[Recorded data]
☆ ☆ ☆ ☆ ☆

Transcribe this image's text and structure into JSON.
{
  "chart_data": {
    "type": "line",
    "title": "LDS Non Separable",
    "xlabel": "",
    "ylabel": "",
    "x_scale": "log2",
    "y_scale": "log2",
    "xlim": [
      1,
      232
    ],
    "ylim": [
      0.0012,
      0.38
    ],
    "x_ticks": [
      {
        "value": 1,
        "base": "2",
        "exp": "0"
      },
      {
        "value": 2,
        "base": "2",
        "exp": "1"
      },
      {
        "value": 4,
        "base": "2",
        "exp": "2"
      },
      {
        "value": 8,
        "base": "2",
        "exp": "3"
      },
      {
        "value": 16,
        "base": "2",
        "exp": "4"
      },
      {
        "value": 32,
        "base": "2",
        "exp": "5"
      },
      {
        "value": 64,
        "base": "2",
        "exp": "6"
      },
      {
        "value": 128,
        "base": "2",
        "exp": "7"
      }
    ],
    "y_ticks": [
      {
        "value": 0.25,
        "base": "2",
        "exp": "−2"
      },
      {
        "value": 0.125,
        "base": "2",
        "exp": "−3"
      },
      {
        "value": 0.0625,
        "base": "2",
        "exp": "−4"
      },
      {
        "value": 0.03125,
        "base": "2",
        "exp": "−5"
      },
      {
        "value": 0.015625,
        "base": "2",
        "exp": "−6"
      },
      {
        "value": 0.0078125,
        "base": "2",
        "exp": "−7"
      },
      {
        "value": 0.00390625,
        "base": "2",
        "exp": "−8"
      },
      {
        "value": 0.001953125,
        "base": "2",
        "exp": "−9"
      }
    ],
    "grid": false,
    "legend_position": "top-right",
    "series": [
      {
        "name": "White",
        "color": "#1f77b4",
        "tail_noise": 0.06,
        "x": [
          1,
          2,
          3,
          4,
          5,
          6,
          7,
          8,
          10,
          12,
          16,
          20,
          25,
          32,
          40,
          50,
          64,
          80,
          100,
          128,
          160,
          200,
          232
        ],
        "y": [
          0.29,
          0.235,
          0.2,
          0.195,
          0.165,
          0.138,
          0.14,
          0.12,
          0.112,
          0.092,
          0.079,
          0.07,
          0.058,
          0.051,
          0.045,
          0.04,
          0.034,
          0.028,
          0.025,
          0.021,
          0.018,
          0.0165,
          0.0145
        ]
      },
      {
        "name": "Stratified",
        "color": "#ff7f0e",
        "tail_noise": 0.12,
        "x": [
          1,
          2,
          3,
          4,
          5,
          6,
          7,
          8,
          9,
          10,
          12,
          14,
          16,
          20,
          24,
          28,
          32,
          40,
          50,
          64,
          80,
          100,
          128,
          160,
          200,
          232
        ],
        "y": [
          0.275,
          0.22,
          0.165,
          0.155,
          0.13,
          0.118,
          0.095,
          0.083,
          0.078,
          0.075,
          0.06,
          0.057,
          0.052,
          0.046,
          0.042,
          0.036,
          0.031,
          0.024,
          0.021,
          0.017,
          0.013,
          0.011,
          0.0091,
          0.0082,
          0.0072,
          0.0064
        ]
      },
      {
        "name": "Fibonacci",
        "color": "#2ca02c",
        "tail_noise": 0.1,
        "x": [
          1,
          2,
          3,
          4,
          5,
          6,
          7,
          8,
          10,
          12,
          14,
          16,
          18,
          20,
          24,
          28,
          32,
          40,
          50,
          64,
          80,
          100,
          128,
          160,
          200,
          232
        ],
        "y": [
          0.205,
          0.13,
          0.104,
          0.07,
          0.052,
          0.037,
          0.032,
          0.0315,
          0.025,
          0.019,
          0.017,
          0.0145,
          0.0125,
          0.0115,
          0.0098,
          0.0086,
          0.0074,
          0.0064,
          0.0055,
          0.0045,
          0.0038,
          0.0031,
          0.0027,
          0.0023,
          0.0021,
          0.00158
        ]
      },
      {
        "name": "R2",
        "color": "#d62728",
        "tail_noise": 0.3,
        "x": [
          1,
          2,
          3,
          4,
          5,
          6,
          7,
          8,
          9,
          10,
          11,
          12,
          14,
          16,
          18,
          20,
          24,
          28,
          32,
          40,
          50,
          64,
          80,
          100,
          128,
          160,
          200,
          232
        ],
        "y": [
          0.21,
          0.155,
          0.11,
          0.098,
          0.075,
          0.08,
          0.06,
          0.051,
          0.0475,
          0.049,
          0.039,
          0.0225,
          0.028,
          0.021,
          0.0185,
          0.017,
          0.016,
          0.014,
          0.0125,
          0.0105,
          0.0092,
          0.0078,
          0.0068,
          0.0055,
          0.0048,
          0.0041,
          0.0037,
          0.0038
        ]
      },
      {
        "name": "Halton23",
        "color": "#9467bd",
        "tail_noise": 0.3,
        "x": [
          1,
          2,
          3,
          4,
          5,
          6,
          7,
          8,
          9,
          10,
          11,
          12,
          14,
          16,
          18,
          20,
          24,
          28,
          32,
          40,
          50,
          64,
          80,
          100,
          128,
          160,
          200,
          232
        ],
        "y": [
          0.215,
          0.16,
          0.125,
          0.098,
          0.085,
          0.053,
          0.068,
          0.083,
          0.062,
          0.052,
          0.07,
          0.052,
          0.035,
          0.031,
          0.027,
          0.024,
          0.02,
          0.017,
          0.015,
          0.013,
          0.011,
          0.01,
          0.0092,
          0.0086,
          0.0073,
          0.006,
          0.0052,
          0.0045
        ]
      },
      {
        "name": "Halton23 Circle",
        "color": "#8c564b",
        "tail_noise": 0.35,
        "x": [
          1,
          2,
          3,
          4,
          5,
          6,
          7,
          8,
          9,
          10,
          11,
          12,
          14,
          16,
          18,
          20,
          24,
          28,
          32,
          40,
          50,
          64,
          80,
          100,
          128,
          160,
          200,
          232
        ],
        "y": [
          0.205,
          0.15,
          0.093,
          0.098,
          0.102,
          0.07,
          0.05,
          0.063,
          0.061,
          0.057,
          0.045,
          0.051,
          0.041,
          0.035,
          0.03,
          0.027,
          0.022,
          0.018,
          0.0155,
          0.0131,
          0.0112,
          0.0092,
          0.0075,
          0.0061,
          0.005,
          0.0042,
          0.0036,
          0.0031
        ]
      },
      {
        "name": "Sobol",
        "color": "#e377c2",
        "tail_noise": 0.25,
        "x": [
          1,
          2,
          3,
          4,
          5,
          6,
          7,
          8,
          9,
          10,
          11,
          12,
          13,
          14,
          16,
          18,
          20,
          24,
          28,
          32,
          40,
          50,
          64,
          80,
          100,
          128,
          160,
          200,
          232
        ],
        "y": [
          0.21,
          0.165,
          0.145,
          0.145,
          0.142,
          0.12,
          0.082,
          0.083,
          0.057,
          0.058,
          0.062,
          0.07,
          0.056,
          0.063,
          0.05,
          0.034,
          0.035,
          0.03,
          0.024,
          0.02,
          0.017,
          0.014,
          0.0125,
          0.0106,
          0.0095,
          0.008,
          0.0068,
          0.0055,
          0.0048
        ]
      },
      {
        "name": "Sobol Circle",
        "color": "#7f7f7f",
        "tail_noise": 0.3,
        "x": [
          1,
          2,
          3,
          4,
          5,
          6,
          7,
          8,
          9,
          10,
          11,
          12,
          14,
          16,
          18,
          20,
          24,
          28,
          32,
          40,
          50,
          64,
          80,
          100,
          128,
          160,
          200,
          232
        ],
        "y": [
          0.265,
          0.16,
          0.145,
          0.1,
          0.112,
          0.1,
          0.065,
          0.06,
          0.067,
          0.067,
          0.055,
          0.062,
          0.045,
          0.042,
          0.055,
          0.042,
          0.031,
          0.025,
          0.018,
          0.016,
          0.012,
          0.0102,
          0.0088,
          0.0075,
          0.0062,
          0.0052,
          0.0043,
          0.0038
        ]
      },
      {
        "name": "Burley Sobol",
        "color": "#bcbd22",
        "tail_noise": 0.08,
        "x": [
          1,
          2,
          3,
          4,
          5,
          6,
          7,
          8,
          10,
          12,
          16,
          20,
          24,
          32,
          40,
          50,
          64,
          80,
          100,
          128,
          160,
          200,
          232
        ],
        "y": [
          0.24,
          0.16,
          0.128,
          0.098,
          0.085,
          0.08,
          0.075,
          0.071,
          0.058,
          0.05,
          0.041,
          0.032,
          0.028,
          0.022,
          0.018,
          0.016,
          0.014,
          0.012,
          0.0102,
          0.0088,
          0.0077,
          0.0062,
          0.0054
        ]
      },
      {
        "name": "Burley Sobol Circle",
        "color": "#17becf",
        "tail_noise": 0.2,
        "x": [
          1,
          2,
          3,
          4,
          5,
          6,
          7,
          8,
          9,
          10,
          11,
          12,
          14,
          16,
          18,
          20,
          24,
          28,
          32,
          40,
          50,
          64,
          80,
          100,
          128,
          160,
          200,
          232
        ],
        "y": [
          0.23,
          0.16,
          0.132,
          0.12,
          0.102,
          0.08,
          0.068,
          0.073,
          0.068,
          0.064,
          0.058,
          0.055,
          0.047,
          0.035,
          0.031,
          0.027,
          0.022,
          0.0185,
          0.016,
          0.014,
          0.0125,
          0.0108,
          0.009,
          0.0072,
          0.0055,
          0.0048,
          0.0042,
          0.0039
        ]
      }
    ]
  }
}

☆ ☆ ☆ ☆ ☆

# Objective:
Wherever "name" shows up in a line, copy that line.

# Task result:
        "name": "White",
        "name": "Stratified",
        "name": "Fibonacci",
        "name": "R2",
        "name": "Halton23",
        "name": "Halton23 Circle",
        "name": "Sobol",
        "name": "Sobol Circle",
        "name": "Burley Sobol",
        "name": "Burley Sobol Circle",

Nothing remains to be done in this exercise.